Exercise objective
Copy out each line that includes the word "точке".

[Data entries]
○ ○ ○ ○ ○
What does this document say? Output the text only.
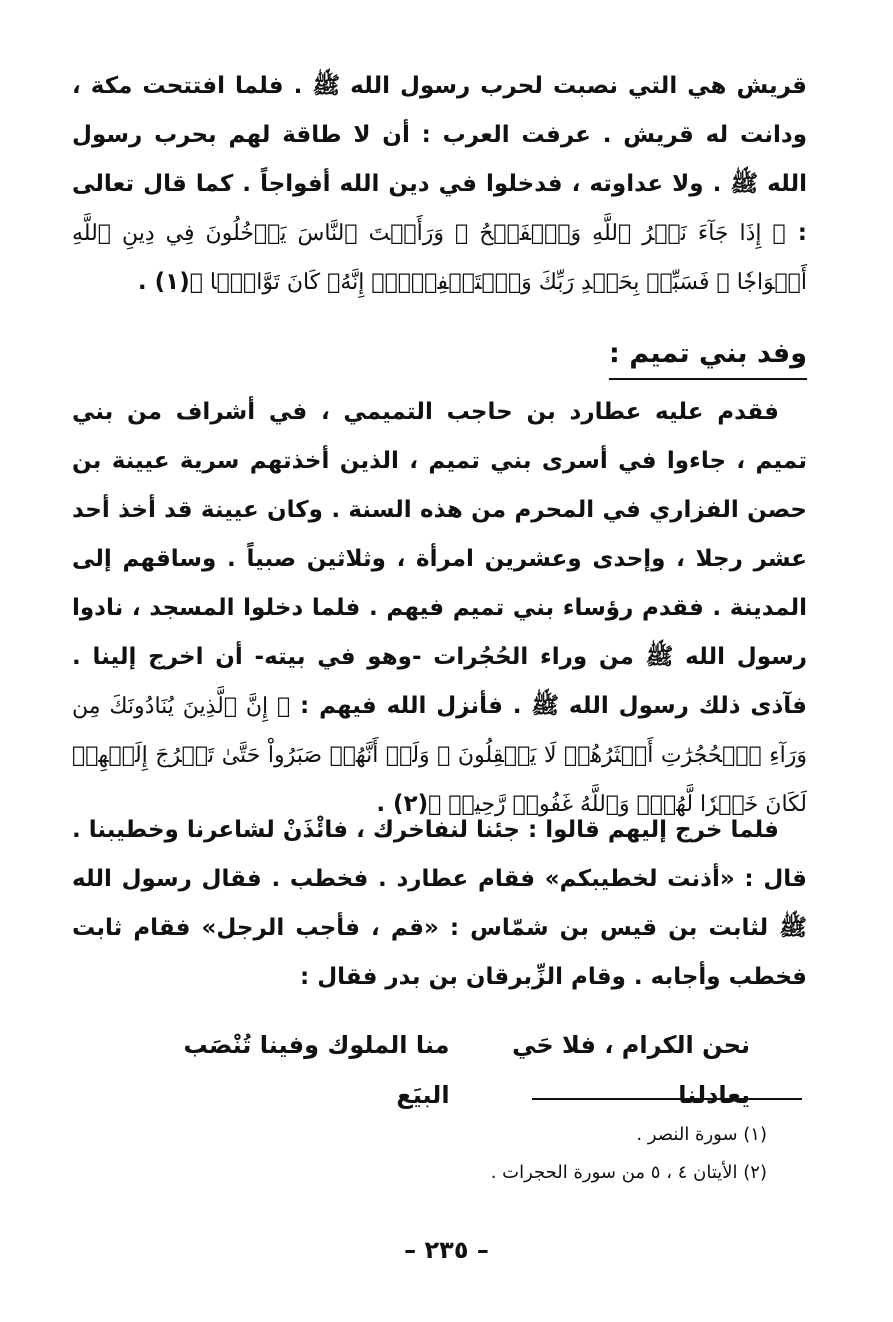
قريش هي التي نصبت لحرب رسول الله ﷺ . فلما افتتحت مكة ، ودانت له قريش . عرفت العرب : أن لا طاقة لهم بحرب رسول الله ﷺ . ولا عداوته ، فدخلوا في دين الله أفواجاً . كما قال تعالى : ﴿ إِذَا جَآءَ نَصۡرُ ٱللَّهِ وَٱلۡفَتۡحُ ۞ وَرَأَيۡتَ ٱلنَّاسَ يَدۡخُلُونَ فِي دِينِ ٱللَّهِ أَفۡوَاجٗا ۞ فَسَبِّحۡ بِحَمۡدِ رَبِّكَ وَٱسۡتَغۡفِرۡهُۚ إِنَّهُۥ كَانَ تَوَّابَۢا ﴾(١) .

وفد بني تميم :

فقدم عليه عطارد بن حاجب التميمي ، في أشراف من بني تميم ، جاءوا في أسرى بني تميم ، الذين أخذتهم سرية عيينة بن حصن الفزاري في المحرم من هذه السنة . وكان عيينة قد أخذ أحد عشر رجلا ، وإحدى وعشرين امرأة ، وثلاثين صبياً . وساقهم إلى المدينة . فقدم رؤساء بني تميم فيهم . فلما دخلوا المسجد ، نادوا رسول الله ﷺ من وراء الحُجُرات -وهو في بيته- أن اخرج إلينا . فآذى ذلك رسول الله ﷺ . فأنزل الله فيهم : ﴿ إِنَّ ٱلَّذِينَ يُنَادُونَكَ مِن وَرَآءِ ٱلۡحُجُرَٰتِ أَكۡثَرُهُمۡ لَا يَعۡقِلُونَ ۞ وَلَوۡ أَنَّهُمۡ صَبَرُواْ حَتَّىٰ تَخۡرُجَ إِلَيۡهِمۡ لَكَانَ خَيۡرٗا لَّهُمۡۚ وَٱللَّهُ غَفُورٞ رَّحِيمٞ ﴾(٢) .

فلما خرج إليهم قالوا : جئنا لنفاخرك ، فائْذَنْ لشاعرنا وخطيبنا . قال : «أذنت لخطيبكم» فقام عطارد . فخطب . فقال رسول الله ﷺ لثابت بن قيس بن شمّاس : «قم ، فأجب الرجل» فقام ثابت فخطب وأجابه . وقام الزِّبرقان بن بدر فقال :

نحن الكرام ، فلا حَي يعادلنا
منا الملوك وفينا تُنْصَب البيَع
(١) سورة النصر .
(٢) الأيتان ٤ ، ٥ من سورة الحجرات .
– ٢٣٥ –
○ ○ ○ ○ ○
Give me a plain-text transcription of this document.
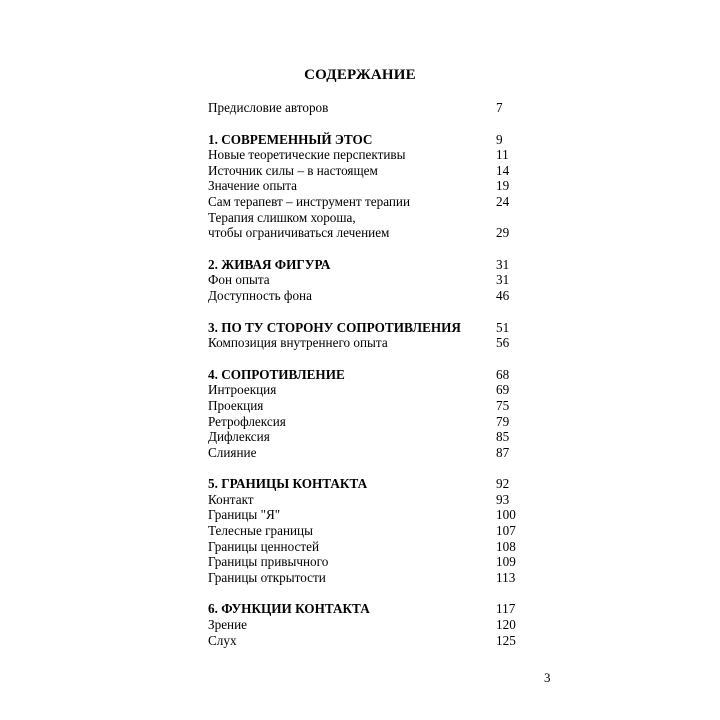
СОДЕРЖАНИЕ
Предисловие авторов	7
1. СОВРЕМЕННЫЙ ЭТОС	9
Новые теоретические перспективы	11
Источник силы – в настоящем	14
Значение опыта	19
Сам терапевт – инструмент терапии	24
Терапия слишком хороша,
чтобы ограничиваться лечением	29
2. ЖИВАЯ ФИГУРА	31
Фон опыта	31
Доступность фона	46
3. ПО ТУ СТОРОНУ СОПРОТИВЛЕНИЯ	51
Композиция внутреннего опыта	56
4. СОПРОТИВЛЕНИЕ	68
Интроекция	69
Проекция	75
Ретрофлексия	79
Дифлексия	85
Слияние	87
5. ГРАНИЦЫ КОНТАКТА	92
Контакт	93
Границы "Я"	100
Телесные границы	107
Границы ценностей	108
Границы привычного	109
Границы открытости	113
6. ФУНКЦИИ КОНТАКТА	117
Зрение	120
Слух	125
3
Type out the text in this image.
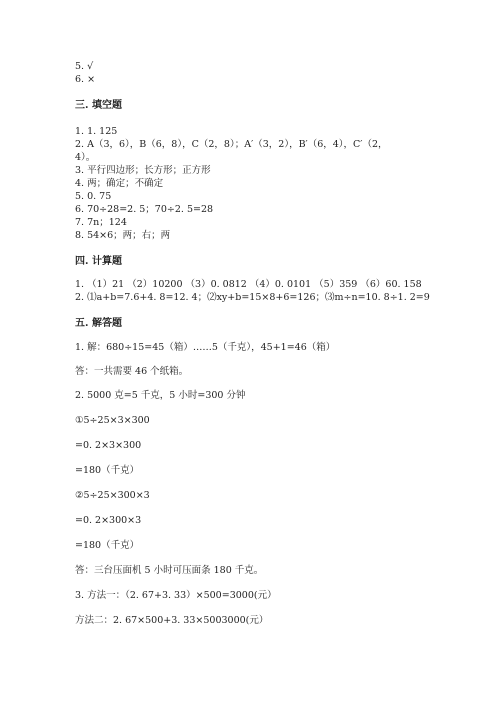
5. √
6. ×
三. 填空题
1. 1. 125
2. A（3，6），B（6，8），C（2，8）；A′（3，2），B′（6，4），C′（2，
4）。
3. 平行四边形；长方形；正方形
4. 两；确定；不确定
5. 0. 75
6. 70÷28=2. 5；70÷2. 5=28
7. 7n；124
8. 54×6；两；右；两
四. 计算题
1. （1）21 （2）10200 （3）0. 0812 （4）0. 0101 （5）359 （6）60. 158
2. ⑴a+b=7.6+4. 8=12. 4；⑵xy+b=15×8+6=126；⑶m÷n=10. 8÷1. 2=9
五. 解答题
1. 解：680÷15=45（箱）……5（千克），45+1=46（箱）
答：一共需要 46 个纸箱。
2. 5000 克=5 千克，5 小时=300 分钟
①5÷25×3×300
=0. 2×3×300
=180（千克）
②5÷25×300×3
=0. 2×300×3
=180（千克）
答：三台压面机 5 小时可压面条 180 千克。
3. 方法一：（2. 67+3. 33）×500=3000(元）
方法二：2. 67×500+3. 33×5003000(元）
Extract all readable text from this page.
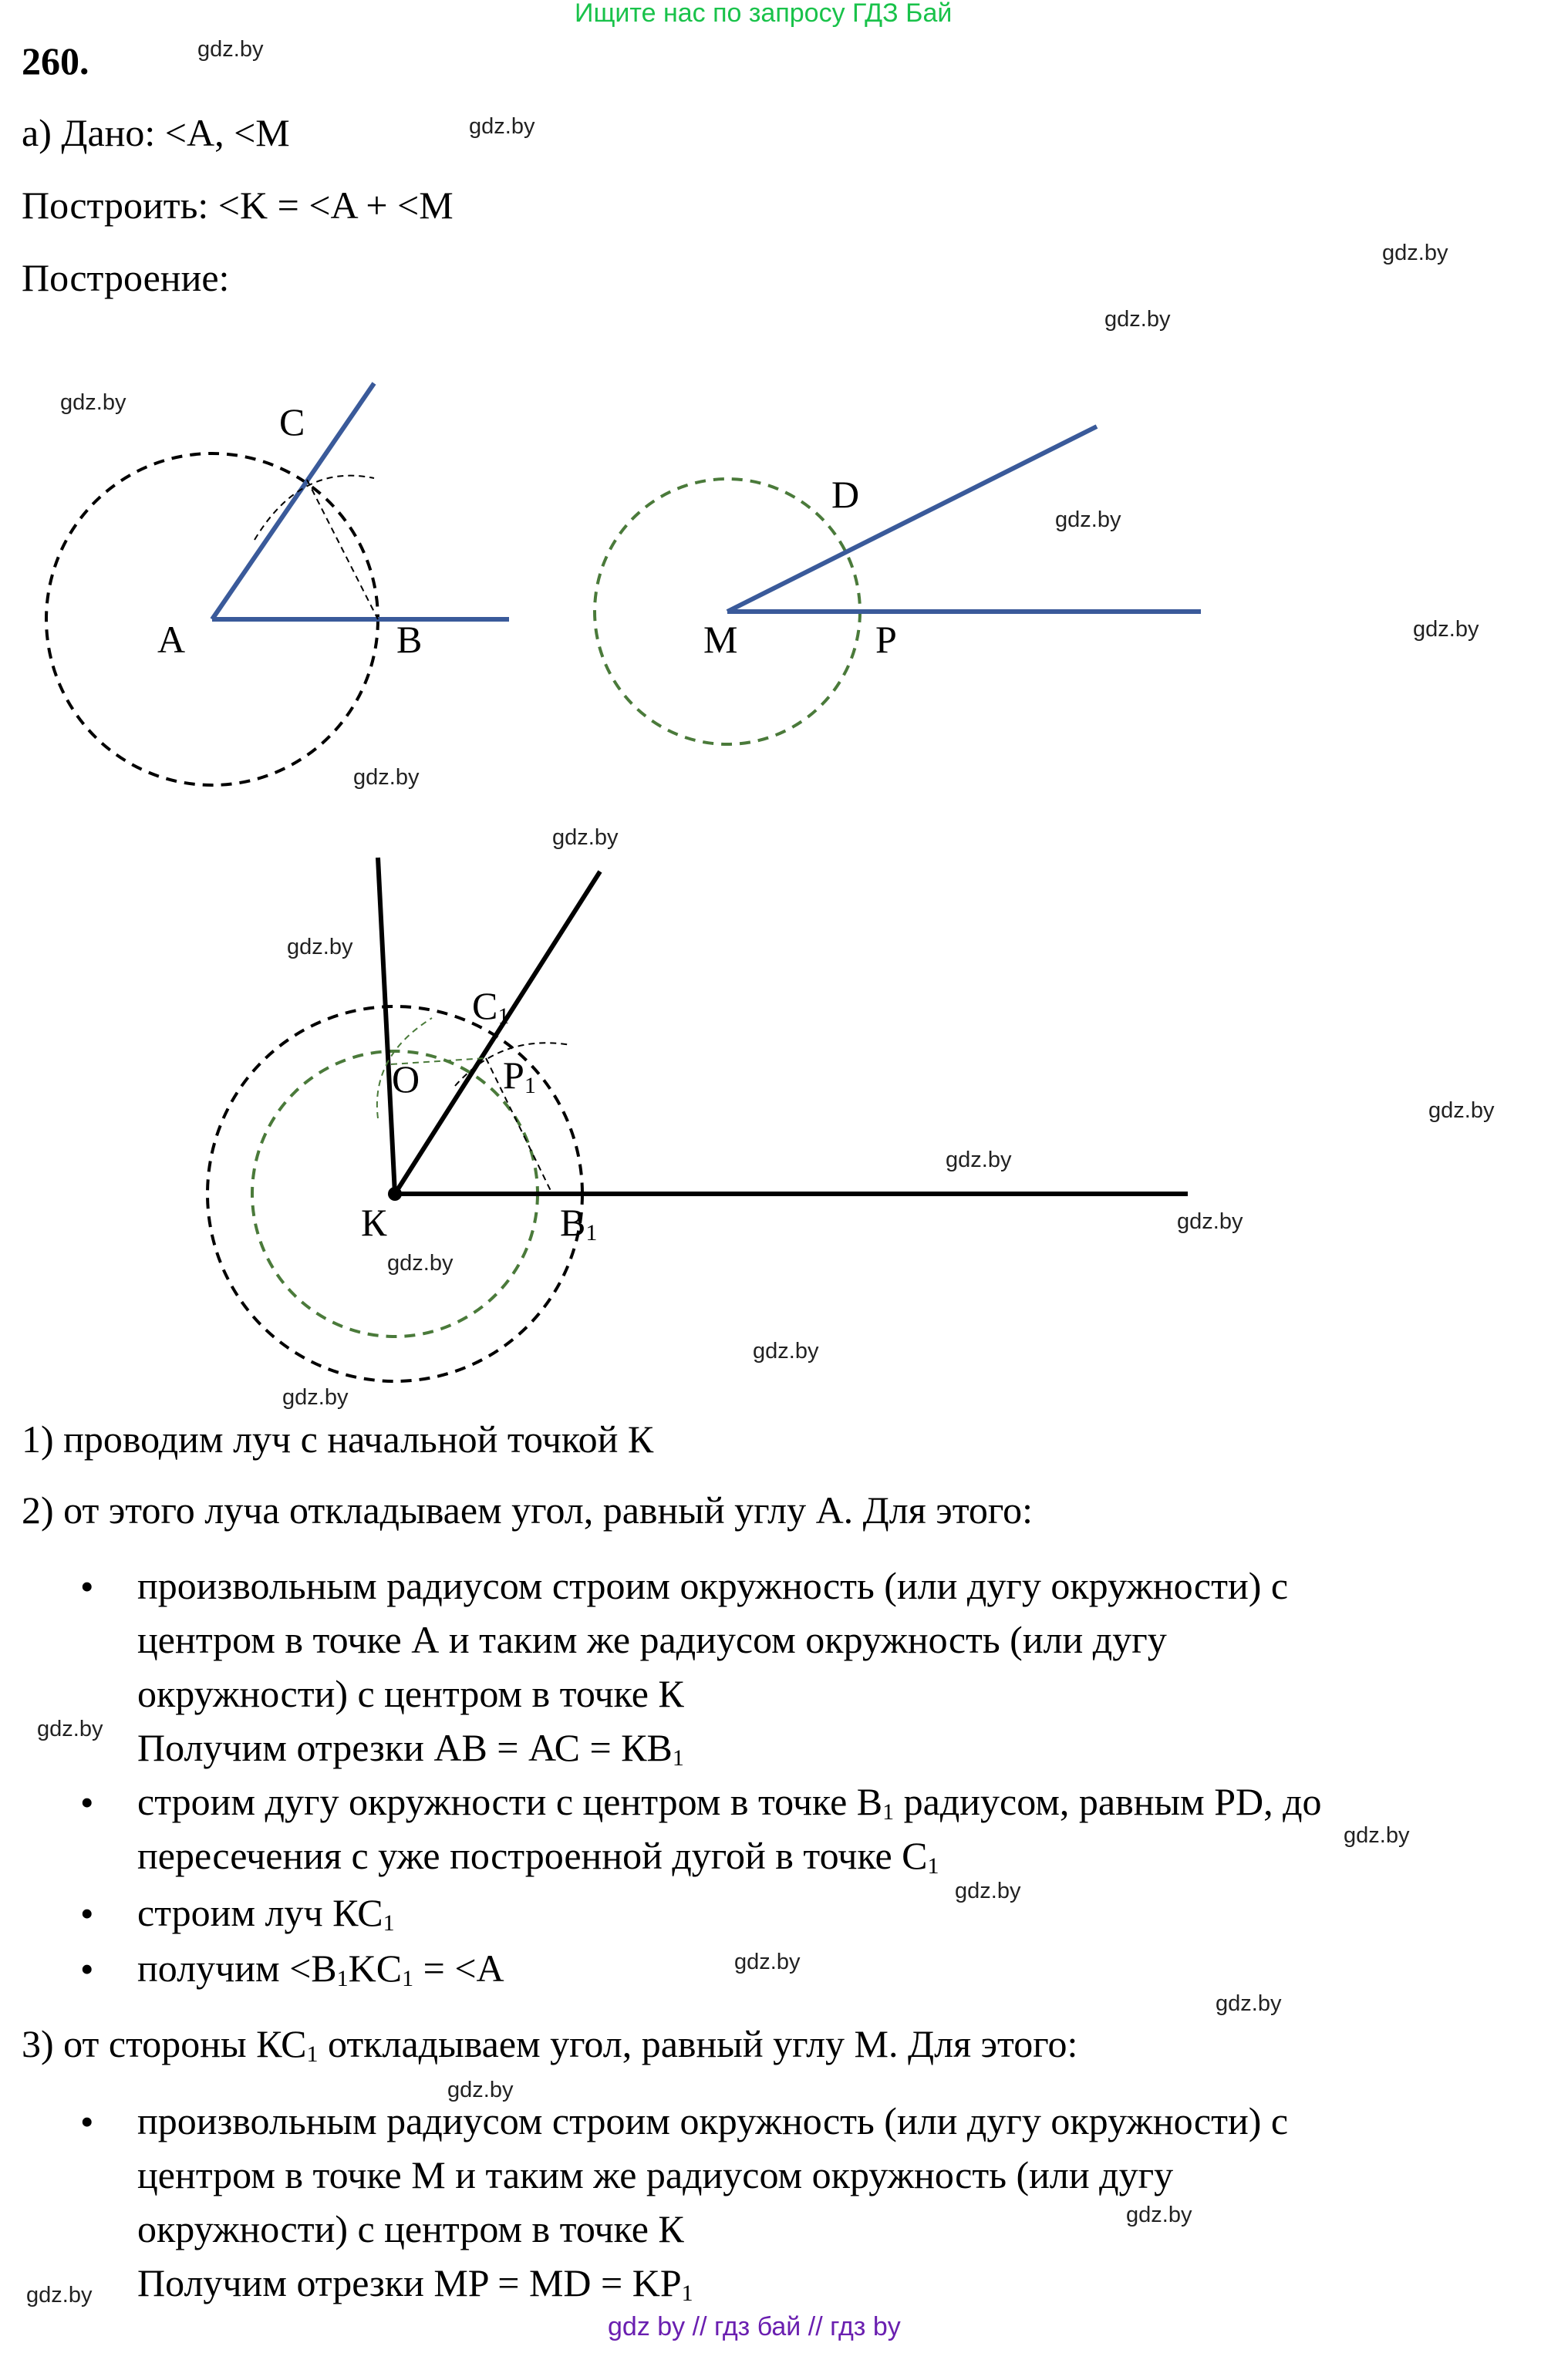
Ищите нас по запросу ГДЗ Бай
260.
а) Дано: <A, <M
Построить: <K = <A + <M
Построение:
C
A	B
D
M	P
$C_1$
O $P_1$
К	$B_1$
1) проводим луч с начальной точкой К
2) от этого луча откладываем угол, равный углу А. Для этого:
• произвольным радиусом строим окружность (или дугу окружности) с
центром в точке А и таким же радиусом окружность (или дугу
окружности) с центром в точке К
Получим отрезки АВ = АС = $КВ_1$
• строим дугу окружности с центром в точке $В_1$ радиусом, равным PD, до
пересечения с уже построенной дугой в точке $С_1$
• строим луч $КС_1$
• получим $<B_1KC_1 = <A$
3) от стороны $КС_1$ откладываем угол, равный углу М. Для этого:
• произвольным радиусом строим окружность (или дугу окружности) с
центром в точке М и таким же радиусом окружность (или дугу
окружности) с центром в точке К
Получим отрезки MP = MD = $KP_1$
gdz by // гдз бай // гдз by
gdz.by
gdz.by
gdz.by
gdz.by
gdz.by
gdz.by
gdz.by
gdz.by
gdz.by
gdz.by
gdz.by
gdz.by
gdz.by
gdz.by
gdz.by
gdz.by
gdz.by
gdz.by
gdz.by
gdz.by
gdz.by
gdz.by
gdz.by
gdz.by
○ ○ ○ ○ ○
Correct result
центром в точке А и таким же радиусом окружность (или дугу
окружности) с центром в точке К
• строим дугу окружности с центром в точке $В_1$ радиусом, равным PD, до
пересечения с уже построенной дугой в точке $С_1$
центром в точке М и таким же радиусом окружность (или дугу
окружности) с центром в точке К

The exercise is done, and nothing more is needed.